§ **Stated task**
Return all lines that include the string "text".

§ **Extracted records**
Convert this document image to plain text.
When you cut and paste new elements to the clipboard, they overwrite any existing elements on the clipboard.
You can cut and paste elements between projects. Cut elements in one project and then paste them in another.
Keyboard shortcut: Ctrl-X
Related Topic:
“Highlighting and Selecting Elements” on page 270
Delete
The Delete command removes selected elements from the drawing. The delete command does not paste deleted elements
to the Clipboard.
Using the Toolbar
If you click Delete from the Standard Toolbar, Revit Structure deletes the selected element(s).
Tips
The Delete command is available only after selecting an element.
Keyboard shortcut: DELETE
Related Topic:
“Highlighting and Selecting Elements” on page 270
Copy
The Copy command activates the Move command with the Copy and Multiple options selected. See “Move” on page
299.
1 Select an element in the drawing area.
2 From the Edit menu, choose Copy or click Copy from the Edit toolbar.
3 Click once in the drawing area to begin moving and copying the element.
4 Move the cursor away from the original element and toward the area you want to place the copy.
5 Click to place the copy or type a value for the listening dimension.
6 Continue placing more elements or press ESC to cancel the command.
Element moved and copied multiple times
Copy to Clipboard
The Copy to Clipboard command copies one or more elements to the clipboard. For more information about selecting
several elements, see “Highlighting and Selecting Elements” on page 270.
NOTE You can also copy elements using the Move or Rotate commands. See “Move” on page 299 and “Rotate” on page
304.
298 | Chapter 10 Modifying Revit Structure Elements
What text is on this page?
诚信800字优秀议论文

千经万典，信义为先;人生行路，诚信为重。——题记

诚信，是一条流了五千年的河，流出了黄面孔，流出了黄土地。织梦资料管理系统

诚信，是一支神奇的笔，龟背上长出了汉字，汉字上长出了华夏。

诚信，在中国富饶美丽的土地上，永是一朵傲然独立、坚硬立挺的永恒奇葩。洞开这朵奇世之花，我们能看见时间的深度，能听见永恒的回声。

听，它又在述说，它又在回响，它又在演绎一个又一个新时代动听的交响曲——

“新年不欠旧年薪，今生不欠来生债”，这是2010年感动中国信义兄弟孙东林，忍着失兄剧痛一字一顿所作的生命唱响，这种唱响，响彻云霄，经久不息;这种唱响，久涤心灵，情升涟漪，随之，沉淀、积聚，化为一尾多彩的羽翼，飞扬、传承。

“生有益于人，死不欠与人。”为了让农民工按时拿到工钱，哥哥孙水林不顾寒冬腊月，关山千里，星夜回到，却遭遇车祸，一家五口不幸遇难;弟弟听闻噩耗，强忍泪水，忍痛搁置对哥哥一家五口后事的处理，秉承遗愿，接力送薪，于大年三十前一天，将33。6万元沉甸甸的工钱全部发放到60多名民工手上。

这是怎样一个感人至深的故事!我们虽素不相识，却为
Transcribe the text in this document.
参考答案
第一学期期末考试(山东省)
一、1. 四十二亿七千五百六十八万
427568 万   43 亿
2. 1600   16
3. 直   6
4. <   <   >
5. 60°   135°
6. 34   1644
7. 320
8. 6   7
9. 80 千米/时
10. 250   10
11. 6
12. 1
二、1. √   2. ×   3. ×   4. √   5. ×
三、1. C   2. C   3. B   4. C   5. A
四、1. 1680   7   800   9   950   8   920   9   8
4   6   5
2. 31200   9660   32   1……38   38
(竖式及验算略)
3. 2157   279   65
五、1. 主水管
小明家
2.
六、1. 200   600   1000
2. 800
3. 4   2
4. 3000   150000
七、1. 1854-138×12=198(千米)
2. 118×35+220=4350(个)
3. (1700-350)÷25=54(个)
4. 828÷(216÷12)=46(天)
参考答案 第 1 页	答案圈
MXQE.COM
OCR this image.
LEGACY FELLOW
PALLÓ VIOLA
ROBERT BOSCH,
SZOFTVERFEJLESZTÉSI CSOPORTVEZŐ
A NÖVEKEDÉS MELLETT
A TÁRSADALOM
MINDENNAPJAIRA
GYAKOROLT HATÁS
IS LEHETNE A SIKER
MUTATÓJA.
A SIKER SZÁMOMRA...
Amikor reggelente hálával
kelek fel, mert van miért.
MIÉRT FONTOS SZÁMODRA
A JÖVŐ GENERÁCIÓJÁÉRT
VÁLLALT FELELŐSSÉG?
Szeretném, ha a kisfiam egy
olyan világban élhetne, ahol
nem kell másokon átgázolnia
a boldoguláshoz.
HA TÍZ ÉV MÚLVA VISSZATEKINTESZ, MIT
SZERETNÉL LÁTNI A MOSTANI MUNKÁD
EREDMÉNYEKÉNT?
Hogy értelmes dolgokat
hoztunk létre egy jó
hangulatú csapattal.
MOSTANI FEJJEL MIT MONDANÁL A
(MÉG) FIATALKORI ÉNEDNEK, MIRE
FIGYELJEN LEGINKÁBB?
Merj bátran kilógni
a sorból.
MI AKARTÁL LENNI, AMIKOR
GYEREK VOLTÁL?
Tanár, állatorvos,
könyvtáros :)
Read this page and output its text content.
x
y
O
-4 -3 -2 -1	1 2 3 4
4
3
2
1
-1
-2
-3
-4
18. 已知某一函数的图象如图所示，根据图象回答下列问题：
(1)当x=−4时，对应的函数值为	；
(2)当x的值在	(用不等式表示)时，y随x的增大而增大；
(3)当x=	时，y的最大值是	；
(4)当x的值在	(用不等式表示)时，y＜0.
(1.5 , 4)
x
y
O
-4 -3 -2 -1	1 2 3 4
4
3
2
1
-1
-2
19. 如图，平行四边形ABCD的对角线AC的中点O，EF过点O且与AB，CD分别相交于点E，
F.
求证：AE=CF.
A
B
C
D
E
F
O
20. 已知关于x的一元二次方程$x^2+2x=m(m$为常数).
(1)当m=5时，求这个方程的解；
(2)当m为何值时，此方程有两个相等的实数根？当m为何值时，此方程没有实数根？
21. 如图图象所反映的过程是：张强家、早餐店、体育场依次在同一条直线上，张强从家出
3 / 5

§ **Task response**
Convert this document image to plain text.
What text is on this page?
Transcribe the text in this document.
Read this page and output its text content.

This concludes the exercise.